◆ Written request ◆
Take the material below and write it all out again exactly.
::::::::::
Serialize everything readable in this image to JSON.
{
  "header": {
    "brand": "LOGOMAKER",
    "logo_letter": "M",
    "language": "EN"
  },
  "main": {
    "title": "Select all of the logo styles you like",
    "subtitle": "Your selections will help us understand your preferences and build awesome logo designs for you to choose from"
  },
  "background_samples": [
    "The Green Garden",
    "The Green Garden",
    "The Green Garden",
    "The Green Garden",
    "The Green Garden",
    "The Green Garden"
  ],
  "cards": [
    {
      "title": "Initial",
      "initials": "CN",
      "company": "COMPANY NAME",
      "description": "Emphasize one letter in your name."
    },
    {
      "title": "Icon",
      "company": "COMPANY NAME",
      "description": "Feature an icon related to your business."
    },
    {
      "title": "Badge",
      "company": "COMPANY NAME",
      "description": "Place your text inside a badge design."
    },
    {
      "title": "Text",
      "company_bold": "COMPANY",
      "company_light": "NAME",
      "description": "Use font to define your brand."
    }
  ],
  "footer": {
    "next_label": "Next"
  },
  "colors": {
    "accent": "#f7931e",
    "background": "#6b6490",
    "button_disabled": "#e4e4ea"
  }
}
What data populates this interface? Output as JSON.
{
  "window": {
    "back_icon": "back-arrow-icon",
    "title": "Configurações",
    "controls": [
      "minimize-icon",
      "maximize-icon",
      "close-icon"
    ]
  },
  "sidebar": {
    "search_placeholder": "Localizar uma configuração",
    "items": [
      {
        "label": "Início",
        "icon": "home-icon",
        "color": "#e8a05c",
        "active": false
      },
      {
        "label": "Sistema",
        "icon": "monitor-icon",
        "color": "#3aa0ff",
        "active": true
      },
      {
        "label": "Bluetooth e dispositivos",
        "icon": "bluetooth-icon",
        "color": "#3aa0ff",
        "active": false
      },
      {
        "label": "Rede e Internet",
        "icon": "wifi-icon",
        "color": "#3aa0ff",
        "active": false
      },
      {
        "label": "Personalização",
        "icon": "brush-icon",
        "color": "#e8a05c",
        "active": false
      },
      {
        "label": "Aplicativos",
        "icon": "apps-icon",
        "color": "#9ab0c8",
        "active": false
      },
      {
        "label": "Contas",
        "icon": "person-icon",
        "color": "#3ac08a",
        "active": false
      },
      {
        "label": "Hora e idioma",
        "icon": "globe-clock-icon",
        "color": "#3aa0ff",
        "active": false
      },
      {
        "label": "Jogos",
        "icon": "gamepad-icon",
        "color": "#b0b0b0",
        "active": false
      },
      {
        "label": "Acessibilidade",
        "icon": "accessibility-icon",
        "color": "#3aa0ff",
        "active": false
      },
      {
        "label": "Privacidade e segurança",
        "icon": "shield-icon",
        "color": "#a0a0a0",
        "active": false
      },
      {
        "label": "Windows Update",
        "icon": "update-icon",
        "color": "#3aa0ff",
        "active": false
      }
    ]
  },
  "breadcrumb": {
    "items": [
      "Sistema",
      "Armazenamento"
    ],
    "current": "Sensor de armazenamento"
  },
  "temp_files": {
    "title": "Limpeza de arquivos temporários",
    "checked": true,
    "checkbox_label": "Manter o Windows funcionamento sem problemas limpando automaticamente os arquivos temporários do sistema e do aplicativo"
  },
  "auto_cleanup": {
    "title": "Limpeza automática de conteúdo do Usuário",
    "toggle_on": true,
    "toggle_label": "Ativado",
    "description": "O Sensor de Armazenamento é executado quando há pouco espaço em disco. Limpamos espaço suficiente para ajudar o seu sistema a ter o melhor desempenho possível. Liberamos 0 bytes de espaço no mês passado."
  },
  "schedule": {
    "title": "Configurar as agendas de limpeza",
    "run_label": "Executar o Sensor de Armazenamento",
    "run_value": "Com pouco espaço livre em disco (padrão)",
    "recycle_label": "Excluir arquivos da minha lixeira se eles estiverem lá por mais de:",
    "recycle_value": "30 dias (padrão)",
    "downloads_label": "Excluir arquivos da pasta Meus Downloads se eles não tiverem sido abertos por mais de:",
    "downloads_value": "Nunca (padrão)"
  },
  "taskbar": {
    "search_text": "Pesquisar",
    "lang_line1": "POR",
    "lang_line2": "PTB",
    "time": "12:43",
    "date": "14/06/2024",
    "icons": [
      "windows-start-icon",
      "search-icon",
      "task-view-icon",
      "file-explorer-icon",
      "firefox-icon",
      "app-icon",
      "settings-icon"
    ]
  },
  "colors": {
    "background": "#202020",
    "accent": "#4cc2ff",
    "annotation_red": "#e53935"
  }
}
::::::::::
◆ Output of the task ◆
Serialize everything readable in this image to JSON.
{
  "header": {
    "brand": "LOGOMAKER",
    "logo_letter": "M",
    "language": "EN"
  },
  "main": {
    "title": "Select all of the logo styles you like",
    "subtitle": "Your selections will help us understand your preferences and build awesome logo designs for you to choose from"
  },
  "background_samples": [
    "The Green Garden",
    "The Green Garden",
    "The Green Garden",
    "The Green Garden",
    "The Green Garden",
    "The Green Garden"
  ],
  "cards": [
    {
      "title": "Initial",
      "initials": "CN",
      "company": "COMPANY NAME",
      "description": "Emphasize one letter in your name."
    },
    {
      "title": "Icon",
      "company": "COMPANY NAME",
      "description": "Feature an icon related to your business."
    },
    {
      "title": "Badge",
      "company": "COMPANY NAME",
      "description": "Place your text inside a badge design."
    },
    {
      "title": "Text",
      "company_bold": "COMPANY",
      "company_light": "NAME",
      "description": "Use font to define your brand."
    }
  ],
  "footer": {
    "next_label": "Next"
  },
  "colors": {
    "accent": "#f7931e",
    "background": "#6b6490",
    "button_disabled": "#e4e4ea"
  }
}
What data populates this interface? Output as JSON.
{
  "window": {
    "back_icon": "back-arrow-icon",
    "title": "Configurações",
    "controls": [
      "minimize-icon",
      "maximize-icon",
      "close-icon"
    ]
  },
  "sidebar": {
    "search_placeholder": "Localizar uma configuração",
    "items": [
      {
        "label": "Início",
        "icon": "home-icon",
        "color": "#e8a05c",
        "active": false
      },
      {
        "label": "Sistema",
        "icon": "monitor-icon",
        "color": "#3aa0ff",
        "active": true
      },
      {
        "label": "Bluetooth e dispositivos",
        "icon": "bluetooth-icon",
        "color": "#3aa0ff",
        "active": false
      },
      {
        "label": "Rede e Internet",
        "icon": "wifi-icon",
        "color": "#3aa0ff",
        "active": false
      },
      {
        "label": "Personalização",
        "icon": "brush-icon",
        "color": "#e8a05c",
        "active": false
      },
      {
        "label": "Aplicativos",
        "icon": "apps-icon",
        "color": "#9ab0c8",
        "active": false
      },
      {
        "label": "Contas",
        "icon": "person-icon",
        "color": "#3ac08a",
        "active": false
      },
      {
        "label": "Hora e idioma",
        "icon": "globe-clock-icon",
        "color": "#3aa0ff",
        "active": false
      },
      {
        "label": "Jogos",
        "icon": "gamepad-icon",
        "color": "#b0b0b0",
        "active": false
      },
      {
        "label": "Acessibilidade",
        "icon": "accessibility-icon",
        "color": "#3aa0ff",
        "active": false
      },
      {
        "label": "Privacidade e segurança",
        "icon": "shield-icon",
        "color": "#a0a0a0",
        "active": false
      },
      {
        "label": "Windows Update",
        "icon": "update-icon",
        "color": "#3aa0ff",
        "active": false
      }
    ]
  },
  "breadcrumb": {
    "items": [
      "Sistema",
      "Armazenamento"
    ],
    "current": "Sensor de armazenamento"
  },
  "temp_files": {
    "title": "Limpeza de arquivos temporários",
    "checked": true,
    "checkbox_label": "Manter o Windows funcionamento sem problemas limpando automaticamente os arquivos temporários do sistema e do aplicativo"
  },
  "auto_cleanup": {
    "title": "Limpeza automática de conteúdo do Usuário",
    "toggle_on": true,
    "toggle_label": "Ativado",
    "description": "O Sensor de Armazenamento é executado quando há pouco espaço em disco. Limpamos espaço suficiente para ajudar o seu sistema a ter o melhor desempenho possível. Liberamos 0 bytes de espaço no mês passado."
  },
  "schedule": {
    "title": "Configurar as agendas de limpeza",
    "run_label": "Executar o Sensor de Armazenamento",
    "run_value": "Com pouco espaço livre em disco (padrão)",
    "recycle_label": "Excluir arquivos da minha lixeira se eles estiverem lá por mais de:",
    "recycle_value": "30 dias (padrão)",
    "downloads_label": "Excluir arquivos da pasta Meus Downloads se eles não tiverem sido abertos por mais de:",
    "downloads_value": "Nunca (padrão)"
  },
  "taskbar": {
    "search_text": "Pesquisar",
    "lang_line1": "POR",
    "lang_line2": "PTB",
    "time": "12:43",
    "date": "14/06/2024",
    "icons": [
      "windows-start-icon",
      "search-icon",
      "task-view-icon",
      "file-explorer-icon",
      "firefox-icon",
      "app-icon",
      "settings-icon"
    ]
  },
  "colors": {
    "background": "#202020",
    "accent": "#4cc2ff",
    "annotation_red": "#e53935"
  }
}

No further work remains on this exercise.